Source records
==========

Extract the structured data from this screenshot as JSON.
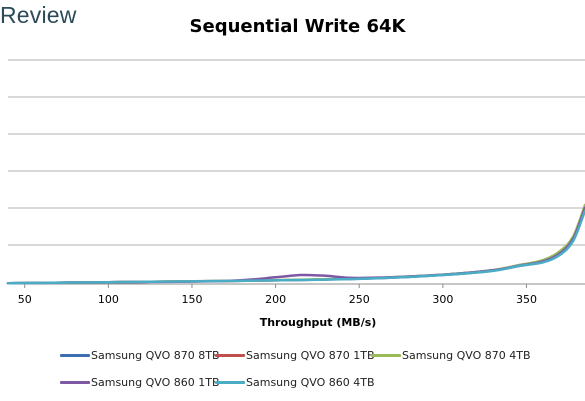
{
  "brand": "Review",
  "chart_data": {
    "type": "line",
    "title": "Sequential Write 64K",
    "xlabel": "Throughput (MB/s)",
    "ylabel": "",
    "xlim": [
      40,
      385
    ],
    "x_ticks": [
      50,
      100,
      150,
      200,
      250,
      300,
      350
    ],
    "grid": "horizontal",
    "legend_position": "bottom",
    "series": [
      {
        "name": "Samsung QVO 870 8TB",
        "color": "#3d6fb0",
        "x": [
          40,
          100,
          170,
          250,
          300,
          330,
          345,
          360,
          370,
          378,
          385
        ],
        "y": [
          0.05,
          0.12,
          0.2,
          0.35,
          0.6,
          0.9,
          1.2,
          1.5,
          2.0,
          3.0,
          5.0
        ]
      },
      {
        "name": "Samsung QVO 870 1TB",
        "color": "#c0504d",
        "x": [
          40,
          100,
          170,
          250,
          300,
          330,
          345,
          360,
          370,
          378,
          385
        ],
        "y": [
          0.05,
          0.12,
          0.2,
          0.36,
          0.62,
          0.92,
          1.25,
          1.55,
          2.1,
          3.1,
          5.2
        ]
      },
      {
        "name": "Samsung QVO 870 4TB",
        "color": "#9bbb59",
        "x": [
          40,
          100,
          170,
          250,
          300,
          330,
          345,
          360,
          370,
          378,
          385
        ],
        "y": [
          0.05,
          0.12,
          0.21,
          0.37,
          0.63,
          0.93,
          1.25,
          1.6,
          2.2,
          3.2,
          5.3
        ]
      },
      {
        "name": "Samsung QVO 860 1TB",
        "color": "#7e58a4",
        "x": [
          40,
          100,
          170,
          200,
          215,
          230,
          250,
          300,
          330,
          345,
          360,
          370,
          378,
          385
        ],
        "y": [
          0.05,
          0.12,
          0.2,
          0.45,
          0.6,
          0.55,
          0.4,
          0.62,
          0.92,
          1.22,
          1.52,
          2.05,
          3.05,
          5.1
        ]
      },
      {
        "name": "Samsung QVO 860 4TB",
        "color": "#4bacc6",
        "x": [
          40,
          100,
          170,
          250,
          300,
          330,
          345,
          360,
          370,
          378,
          385
        ],
        "y": [
          0.05,
          0.12,
          0.2,
          0.34,
          0.6,
          0.88,
          1.2,
          1.45,
          1.95,
          2.9,
          4.9
        ]
      }
    ],
    "ylim": [
      0,
      15
    ]
  }
}
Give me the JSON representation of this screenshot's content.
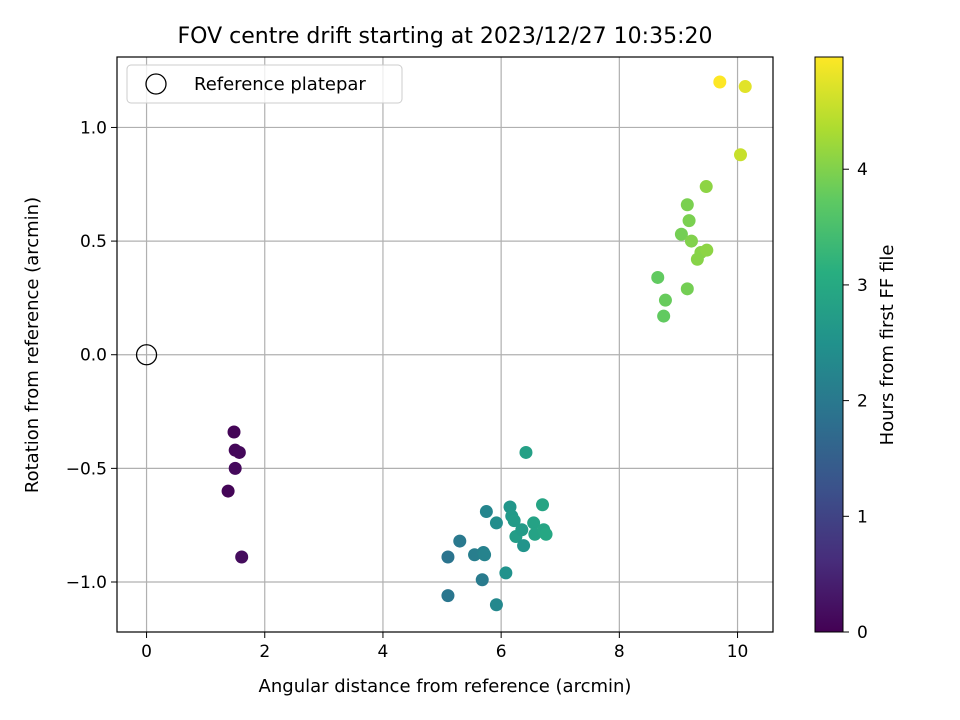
{
  "chart_data": {
    "type": "scatter",
    "title": "FOV centre drift starting at 2023/12/27 10:35:20",
    "xlabel": "Angular distance from reference (arcmin)",
    "ylabel": "Rotation from reference (arcmin)",
    "xlim": [
      -0.5,
      10.6
    ],
    "ylim": [
      -1.22,
      1.31
    ],
    "x_ticks": [
      0,
      2,
      4,
      6,
      8,
      10
    ],
    "x_tick_labels": [
      "0",
      "2",
      "4",
      "6",
      "8",
      "10"
    ],
    "y_ticks": [
      -1.0,
      -0.5,
      0.0,
      0.5,
      1.0
    ],
    "y_tick_labels": [
      "−1.0",
      "−0.5",
      "0.0",
      "0.5",
      "1.0"
    ],
    "grid": true,
    "legend": {
      "placement": "upper-left",
      "entries": [
        "Reference platepar"
      ]
    },
    "reference_point": {
      "x": 0.0,
      "y": 0.0,
      "marker": "open-circle",
      "color": "#000000"
    },
    "colorbar": {
      "label": "Hours from first FF file",
      "range": [
        0,
        4.97
      ],
      "ticks": [
        0,
        1,
        2,
        3,
        4
      ],
      "tick_labels": [
        "0",
        "1",
        "2",
        "3",
        "4"
      ],
      "colormap": "viridis"
    },
    "points": [
      {
        "x": 1.48,
        "y": -0.34,
        "c": 0.05
      },
      {
        "x": 1.5,
        "y": -0.42,
        "c": 0.08
      },
      {
        "x": 1.57,
        "y": -0.43,
        "c": 0.1
      },
      {
        "x": 1.5,
        "y": -0.5,
        "c": 0.12
      },
      {
        "x": 1.38,
        "y": -0.6,
        "c": 0.05
      },
      {
        "x": 1.61,
        "y": -0.89,
        "c": 0.15
      },
      {
        "x": 5.1,
        "y": -0.89,
        "c": 1.9
      },
      {
        "x": 5.1,
        "y": -1.06,
        "c": 1.95
      },
      {
        "x": 5.3,
        "y": -0.82,
        "c": 2.0
      },
      {
        "x": 5.55,
        "y": -0.88,
        "c": 2.1
      },
      {
        "x": 5.7,
        "y": -0.87,
        "c": 2.15
      },
      {
        "x": 5.72,
        "y": -0.88,
        "c": 2.2
      },
      {
        "x": 5.68,
        "y": -0.99,
        "c": 2.05
      },
      {
        "x": 5.75,
        "y": -0.69,
        "c": 2.25
      },
      {
        "x": 5.92,
        "y": -0.74,
        "c": 2.4
      },
      {
        "x": 5.92,
        "y": -1.1,
        "c": 2.3
      },
      {
        "x": 6.08,
        "y": -0.96,
        "c": 2.5
      },
      {
        "x": 6.15,
        "y": -0.67,
        "c": 2.6
      },
      {
        "x": 6.18,
        "y": -0.71,
        "c": 2.65
      },
      {
        "x": 6.22,
        "y": -0.73,
        "c": 2.7
      },
      {
        "x": 6.25,
        "y": -0.8,
        "c": 2.75
      },
      {
        "x": 6.35,
        "y": -0.77,
        "c": 2.7
      },
      {
        "x": 6.38,
        "y": -0.84,
        "c": 2.55
      },
      {
        "x": 6.42,
        "y": -0.43,
        "c": 2.8
      },
      {
        "x": 6.55,
        "y": -0.74,
        "c": 2.85
      },
      {
        "x": 6.57,
        "y": -0.79,
        "c": 2.85
      },
      {
        "x": 6.7,
        "y": -0.66,
        "c": 2.9
      },
      {
        "x": 6.72,
        "y": -0.77,
        "c": 2.9
      },
      {
        "x": 6.76,
        "y": -0.79,
        "c": 2.95
      },
      {
        "x": 8.65,
        "y": 0.34,
        "c": 3.75
      },
      {
        "x": 8.78,
        "y": 0.24,
        "c": 3.8
      },
      {
        "x": 8.75,
        "y": 0.17,
        "c": 3.75
      },
      {
        "x": 9.05,
        "y": 0.53,
        "c": 3.9
      },
      {
        "x": 9.15,
        "y": 0.66,
        "c": 3.95
      },
      {
        "x": 9.15,
        "y": 0.29,
        "c": 3.9
      },
      {
        "x": 9.18,
        "y": 0.59,
        "c": 3.95
      },
      {
        "x": 9.22,
        "y": 0.5,
        "c": 4.0
      },
      {
        "x": 9.32,
        "y": 0.42,
        "c": 4.05
      },
      {
        "x": 9.38,
        "y": 0.45,
        "c": 4.05
      },
      {
        "x": 9.47,
        "y": 0.74,
        "c": 4.1
      },
      {
        "x": 9.48,
        "y": 0.46,
        "c": 4.1
      },
      {
        "x": 10.05,
        "y": 0.88,
        "c": 4.55
      },
      {
        "x": 9.7,
        "y": 1.2,
        "c": 4.97
      },
      {
        "x": 10.13,
        "y": 1.18,
        "c": 4.75
      }
    ]
  }
}
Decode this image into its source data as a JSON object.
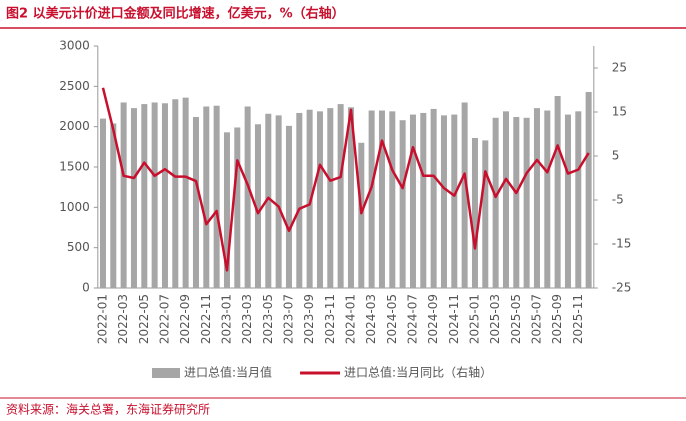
{
  "chart_data": {
    "type": "bar_line",
    "title": "图2 以美元计价进口金额及同比增速，亿美元，%（右轴）",
    "source": "资料来源：海关总署，东海证券研究所",
    "categories": [
      "2022-01",
      null,
      "2022-03",
      null,
      "2022-05",
      null,
      "2022-07",
      null,
      "2022-09",
      null,
      "2022-11",
      null,
      "2023-01",
      null,
      "2023-03",
      null,
      "2023-05",
      null,
      "2023-07",
      null,
      "2023-09",
      null,
      "2023-11",
      null,
      "2024-01",
      null,
      "2024-03",
      null,
      "2024-05",
      null,
      "2024-07",
      null,
      "2024-09",
      null,
      "2024-11",
      null,
      "2025-01",
      null,
      "2025-03",
      null,
      "2025-05",
      null,
      "2025-07",
      null,
      "2025-09",
      null,
      "2025-11",
      null
    ],
    "series": [
      {
        "name": "进口总值:当月值",
        "type": "bar",
        "color": "#a6a6a6",
        "values": [
          2100,
          2040,
          2300,
          2230,
          2280,
          2300,
          2290,
          2340,
          2360,
          2120,
          2250,
          2260,
          1930,
          1990,
          2250,
          2030,
          2160,
          2140,
          2010,
          2170,
          2210,
          2190,
          2230,
          2280,
          2240,
          1800,
          2200,
          2200,
          2190,
          2080,
          2150,
          2170,
          2220,
          2140,
          2150,
          2300,
          1860,
          1830,
          2110,
          2190,
          2120,
          2110,
          2230,
          2200,
          2380,
          2150,
          2190,
          2430
        ]
      },
      {
        "name": "进口总值:当月同比（右轴）",
        "type": "line",
        "axis": "y2",
        "color": "#c8102e",
        "values": [
          20.5,
          11,
          0.5,
          0,
          3.5,
          0.5,
          2,
          0.3,
          0.3,
          -0.7,
          -10.5,
          -7.5,
          -21,
          4,
          -1.5,
          -8,
          -4.5,
          -6.5,
          -12,
          -7,
          -6,
          3,
          -0.6,
          0.2,
          15.5,
          -8,
          -2,
          8.5,
          1.8,
          -2.3,
          7,
          0.5,
          0.5,
          -2.3,
          -4,
          1,
          -16,
          1.5,
          -4.3,
          -0.2,
          -3.4,
          1.1,
          4.1,
          1.3,
          7.4,
          1,
          1.9,
          5.7
        ]
      }
    ],
    "ylim": [
      0,
      3000
    ],
    "yticks": [
      0,
      500,
      1000,
      1500,
      2000,
      2500,
      3000
    ],
    "y2lim": [
      -25,
      30
    ],
    "y2ticks": [
      -25,
      -15,
      -5,
      5,
      15,
      25
    ],
    "legend": "bottom"
  }
}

==========

## Given task
List every line from the entries above in which "ylabel" appears.

## Written solution
    "ylabel": "",
    "ylabel": "Rotation from reference (arcmin)",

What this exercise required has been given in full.